◆ WHAT IS BEING ASKED
Take the line that contains "Output the text content of this document." as the first and the last line of the material as the final one; set down exactly the lines in that span.

◆ EXTRACTED INFORMATION
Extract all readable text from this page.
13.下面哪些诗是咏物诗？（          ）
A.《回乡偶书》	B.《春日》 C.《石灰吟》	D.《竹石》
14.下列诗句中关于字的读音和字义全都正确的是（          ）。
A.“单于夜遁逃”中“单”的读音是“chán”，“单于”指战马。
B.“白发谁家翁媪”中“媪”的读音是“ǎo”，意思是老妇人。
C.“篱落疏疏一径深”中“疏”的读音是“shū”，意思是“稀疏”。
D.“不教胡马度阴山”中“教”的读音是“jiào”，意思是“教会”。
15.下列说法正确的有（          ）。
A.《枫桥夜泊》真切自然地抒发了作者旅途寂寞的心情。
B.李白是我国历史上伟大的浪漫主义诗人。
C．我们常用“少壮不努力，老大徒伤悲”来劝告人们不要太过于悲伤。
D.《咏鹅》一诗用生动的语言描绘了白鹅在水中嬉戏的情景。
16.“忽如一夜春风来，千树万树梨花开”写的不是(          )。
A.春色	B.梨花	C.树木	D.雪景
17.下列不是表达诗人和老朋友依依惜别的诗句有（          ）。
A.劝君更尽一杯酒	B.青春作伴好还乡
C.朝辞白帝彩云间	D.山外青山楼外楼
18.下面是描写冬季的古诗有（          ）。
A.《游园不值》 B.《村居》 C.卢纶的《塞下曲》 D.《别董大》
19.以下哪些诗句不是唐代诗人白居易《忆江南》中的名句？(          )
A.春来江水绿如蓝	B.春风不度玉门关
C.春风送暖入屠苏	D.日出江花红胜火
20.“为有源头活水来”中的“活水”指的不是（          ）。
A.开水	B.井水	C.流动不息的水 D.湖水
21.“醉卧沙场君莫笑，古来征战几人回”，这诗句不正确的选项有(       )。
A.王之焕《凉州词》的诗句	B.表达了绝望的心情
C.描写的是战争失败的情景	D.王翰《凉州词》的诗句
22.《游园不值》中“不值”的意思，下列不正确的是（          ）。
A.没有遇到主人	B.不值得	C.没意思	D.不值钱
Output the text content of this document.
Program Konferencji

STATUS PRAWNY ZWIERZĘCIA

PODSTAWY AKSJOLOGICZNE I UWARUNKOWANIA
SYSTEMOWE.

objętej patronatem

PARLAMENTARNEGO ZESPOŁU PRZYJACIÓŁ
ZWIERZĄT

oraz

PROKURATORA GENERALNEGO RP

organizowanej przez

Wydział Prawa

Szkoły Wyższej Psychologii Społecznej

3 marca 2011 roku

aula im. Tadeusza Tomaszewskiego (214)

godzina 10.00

◆ RESULT BELOW
Output the text content of this document.
Program Konferencji

STATUS PRAWNY ZWIERZĘCIA

PODSTAWY AKSJOLOGICZNE I UWARUNKOWANIA
SYSTEMOWE.

objętej patronatem

PARLAMENTARNEGO ZESPOŁU PRZYJACIÓŁ
ZWIERZĄT

oraz

PROKURATORA GENERALNEGO RP

organizowanej przez

Wydział Prawa

Szkoły Wyższej Psychologii Społecznej

3 marca 2011 roku

aula im. Tadeusza Tomaszewskiego (214)

godzina 10.00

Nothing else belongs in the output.